-- EXTRACTED MATERIAL --
________________________

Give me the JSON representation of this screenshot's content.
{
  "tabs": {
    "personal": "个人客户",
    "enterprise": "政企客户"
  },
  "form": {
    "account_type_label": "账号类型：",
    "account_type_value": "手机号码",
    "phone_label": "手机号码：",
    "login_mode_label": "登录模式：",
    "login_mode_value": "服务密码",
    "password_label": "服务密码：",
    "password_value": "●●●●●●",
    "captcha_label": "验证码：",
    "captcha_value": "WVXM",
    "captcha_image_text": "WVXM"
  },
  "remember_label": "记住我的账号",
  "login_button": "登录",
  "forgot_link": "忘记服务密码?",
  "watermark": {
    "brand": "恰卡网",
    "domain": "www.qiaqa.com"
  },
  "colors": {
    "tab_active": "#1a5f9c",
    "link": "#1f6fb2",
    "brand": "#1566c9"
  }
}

________________________

Print the records above in full, exactly.

-- SOLUTION --
Give me the JSON representation of this screenshot's content.
{
  "tabs": {
    "personal": "个人客户",
    "enterprise": "政企客户"
  },
  "form": {
    "account_type_label": "账号类型：",
    "account_type_value": "手机号码",
    "phone_label": "手机号码：",
    "login_mode_label": "登录模式：",
    "login_mode_value": "服务密码",
    "password_label": "服务密码：",
    "password_value": "●●●●●●",
    "captcha_label": "验证码：",
    "captcha_value": "WVXM",
    "captcha_image_text": "WVXM"
  },
  "remember_label": "记住我的账号",
  "login_button": "登录",
  "forgot_link": "忘记服务密码?",
  "watermark": {
    "brand": "恰卡网",
    "domain": "www.qiaqa.com"
  },
  "colors": {
    "tab_active": "#1a5f9c",
    "link": "#1f6fb2",
    "brand": "#1566c9"
  }
}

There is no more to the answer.